### Excerpted text
Content starts
The closure of a Hunter medical clinic due to the GP shortage is a sign of things to come unless more is done to fix the problem, doctors say.
The Seaside Medical Centre at Fern Bay will close next month "due to the ongoing difficulty of doctor shortages".
The clinic, which operated with two full-time equivalent GPs, had about 1365 patients.
Dr Jafrin Mannan opened the Seaside clinic in 2019.
"I got tired of begging doctors to come and work for me," Dr Mannan said.
"There is always a shortage. I can only work five or six days a week."
She said the clinic was "like my baby".
"I feel sad. We built it from scratch from 2019 to a peak of about 1900 patients," Dr Mannan said.
In another blow to the region, the Mannering Park clinic in south Lake Macquarie is temporarily closed while it seeks to replace a retired doctor.
Adamstown GP clinic owner Milton Sales said it was difficult to find GPs willing to work "in areas that are peripheral to cities".
Dr Sales said this issue was worsened by fewer medical graduates choosing to become GPs.
He said 40 per cent of medical graduates were previously going into general practice, but "it's now about 15 per cent".
He said the "big picture" was that long-term solutions to this problem had not been found.
"So the problem will get worse before it gets better," he said.
Dr Mannan's Fern Bay patients will get the choice to join her Medowie clinic from October 4.
"I can accommodate them at the moment. I'm extending Medowie hours from 5pm to 6.30pm-7pm. I don't know what will happen in future," she said.
She said Fern Bay was classed as a metropolitan area under a federal model, so it missed out on incentives that nearby areas such as Medowie, Williamtown and other areas of the Hunter received.
Shortland MP Pat Conroy said Labor had reclassified the Hunter and Central Coast as "Distribution Priority Areas", providing GP practices with access to "the Bonded Medical Program and overseas-trained doctors".
The bonded program aims to provide more doctors in regional, rural and remote areas.
Content ends
Stored records
Content starts
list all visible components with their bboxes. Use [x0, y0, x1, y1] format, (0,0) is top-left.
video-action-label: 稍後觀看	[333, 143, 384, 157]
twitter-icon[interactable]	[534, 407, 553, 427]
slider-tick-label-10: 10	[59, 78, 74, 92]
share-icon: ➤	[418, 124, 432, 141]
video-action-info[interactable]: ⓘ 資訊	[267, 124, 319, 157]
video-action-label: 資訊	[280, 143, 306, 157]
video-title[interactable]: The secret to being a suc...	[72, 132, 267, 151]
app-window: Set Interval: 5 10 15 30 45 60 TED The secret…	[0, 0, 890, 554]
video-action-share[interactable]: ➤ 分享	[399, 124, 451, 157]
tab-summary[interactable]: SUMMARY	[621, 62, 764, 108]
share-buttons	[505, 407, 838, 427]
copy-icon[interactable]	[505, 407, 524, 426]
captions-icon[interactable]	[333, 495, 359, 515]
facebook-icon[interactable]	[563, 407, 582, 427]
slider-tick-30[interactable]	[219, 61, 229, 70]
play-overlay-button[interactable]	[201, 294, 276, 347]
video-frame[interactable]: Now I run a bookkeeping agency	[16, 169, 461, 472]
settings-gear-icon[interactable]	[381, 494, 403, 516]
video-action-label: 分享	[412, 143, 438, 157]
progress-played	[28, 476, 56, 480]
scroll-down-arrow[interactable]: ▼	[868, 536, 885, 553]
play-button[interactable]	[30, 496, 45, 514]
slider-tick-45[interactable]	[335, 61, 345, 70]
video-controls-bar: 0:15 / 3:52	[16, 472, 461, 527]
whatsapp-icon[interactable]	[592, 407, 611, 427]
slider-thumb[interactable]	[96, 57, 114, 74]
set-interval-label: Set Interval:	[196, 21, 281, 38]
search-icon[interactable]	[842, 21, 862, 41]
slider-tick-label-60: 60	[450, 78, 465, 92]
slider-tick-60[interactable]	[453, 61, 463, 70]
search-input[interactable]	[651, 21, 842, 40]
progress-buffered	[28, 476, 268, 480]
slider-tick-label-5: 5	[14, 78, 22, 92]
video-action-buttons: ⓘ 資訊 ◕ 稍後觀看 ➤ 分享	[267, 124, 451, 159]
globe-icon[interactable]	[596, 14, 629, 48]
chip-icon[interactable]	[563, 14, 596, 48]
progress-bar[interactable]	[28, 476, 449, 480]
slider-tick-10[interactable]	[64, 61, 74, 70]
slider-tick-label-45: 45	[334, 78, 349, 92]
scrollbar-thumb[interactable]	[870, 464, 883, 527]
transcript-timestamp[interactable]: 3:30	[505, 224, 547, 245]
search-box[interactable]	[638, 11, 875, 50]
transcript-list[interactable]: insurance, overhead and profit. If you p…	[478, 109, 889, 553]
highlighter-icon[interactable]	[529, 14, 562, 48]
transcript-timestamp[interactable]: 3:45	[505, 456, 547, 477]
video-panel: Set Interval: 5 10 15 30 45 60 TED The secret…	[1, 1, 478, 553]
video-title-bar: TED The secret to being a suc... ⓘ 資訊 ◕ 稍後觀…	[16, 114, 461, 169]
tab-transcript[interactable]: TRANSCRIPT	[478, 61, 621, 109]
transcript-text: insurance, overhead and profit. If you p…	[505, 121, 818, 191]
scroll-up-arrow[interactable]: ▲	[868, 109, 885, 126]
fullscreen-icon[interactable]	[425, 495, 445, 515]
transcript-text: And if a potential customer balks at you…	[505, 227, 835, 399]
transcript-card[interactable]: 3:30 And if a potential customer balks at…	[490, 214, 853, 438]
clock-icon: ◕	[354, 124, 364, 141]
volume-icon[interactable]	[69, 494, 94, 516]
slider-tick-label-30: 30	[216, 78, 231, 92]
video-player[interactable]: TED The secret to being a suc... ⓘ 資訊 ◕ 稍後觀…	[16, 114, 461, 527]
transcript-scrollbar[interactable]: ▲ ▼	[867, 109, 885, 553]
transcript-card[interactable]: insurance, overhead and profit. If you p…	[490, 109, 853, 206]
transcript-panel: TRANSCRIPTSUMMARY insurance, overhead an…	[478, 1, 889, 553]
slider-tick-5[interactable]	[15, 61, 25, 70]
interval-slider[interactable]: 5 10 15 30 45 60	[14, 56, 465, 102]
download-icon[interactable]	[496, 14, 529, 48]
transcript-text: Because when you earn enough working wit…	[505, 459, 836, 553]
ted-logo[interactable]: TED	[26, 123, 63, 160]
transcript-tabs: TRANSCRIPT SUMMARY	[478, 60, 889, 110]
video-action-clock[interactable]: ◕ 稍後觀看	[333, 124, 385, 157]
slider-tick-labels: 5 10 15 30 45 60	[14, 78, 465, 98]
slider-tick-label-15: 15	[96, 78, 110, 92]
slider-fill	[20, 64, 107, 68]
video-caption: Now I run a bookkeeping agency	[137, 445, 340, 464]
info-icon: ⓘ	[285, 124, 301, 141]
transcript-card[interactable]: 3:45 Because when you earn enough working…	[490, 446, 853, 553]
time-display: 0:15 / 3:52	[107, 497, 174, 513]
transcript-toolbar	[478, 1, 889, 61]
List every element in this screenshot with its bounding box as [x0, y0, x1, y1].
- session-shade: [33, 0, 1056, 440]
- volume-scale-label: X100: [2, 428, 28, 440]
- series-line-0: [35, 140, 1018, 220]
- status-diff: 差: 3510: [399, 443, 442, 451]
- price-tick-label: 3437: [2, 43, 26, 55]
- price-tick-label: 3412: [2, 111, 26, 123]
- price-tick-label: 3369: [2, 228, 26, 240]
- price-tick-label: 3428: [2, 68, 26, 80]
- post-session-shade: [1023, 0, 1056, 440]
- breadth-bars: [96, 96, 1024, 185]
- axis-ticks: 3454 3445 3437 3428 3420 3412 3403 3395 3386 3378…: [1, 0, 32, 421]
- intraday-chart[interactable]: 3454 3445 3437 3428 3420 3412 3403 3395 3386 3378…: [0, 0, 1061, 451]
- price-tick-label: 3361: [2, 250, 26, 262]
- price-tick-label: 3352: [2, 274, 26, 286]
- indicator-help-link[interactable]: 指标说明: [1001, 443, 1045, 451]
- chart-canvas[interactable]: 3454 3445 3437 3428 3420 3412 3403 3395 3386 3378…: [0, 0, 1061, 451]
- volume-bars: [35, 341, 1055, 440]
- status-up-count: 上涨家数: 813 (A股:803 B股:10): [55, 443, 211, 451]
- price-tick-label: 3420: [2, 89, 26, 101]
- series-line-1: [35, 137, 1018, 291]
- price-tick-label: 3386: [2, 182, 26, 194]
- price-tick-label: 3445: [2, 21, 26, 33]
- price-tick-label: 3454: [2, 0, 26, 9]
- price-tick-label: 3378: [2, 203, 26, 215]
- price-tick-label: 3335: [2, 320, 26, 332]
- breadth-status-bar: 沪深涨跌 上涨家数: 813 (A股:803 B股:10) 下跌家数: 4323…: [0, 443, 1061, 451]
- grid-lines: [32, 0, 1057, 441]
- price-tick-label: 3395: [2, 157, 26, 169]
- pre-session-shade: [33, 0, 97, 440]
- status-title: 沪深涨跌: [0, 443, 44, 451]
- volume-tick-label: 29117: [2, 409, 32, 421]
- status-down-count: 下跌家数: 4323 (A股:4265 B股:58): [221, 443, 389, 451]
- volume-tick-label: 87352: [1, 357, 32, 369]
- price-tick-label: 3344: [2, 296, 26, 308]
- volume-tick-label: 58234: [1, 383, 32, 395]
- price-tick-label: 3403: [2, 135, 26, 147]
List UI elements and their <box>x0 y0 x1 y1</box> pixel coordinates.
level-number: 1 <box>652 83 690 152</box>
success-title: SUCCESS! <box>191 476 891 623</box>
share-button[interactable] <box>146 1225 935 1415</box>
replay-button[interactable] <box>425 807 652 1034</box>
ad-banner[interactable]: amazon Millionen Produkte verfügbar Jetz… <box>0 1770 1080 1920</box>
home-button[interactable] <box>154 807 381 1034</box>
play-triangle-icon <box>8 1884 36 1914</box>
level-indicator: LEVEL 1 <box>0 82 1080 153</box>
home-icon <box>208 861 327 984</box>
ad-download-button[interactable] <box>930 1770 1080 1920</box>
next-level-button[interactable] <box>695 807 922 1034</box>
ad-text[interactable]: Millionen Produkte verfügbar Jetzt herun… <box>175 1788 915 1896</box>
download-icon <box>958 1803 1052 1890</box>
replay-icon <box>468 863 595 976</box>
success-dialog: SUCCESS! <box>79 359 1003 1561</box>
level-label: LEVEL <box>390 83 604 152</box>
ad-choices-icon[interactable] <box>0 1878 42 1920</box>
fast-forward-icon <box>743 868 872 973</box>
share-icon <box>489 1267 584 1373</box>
Content ends
### Brief 1
Do the following statements agree with the article on the Fern Bay clinic closure? Give yes or no for each, with the deciding words of the article quoted exactly. (a) The Seaside Medical Centre had about 1365 patients. (b) The Mannering Park clinic has closed permanently. (c) Fern Bay receives the same incentives as Medowie.
### Brief 2
Quote the article on the Fern Bay clinic closure between "Dr Mannan's Fern" and "the Hunter received.", inclusive.

### Written solution 1
(a) Yes: "The clinic, which operated with two full-time equivalent GPs, had about 1365 patients."
(b) No: "the Mannering Park clinic in south Lake Macquarie is temporarily closed while it seeks to replace a retired doctor."
(c) No: "so it missed out on incentives that nearby areas such as Medowie, Williamtown and other areas of the Hunter received."

### Written solution 2
Dr Mannan's Fern Bay patients will get the choice to join her Medowie clinic from October 4.
"I can accommodate them at the moment. I'm extending Medowie hours from 5pm to 6.30pm-7pm. I don't know what will happen in future," she said.
She said Fern Bay was classed as a metropolitan area under a federal model, so it missed out on incentives that nearby areas such as Medowie, Williamtown and other areas of the Hunter received.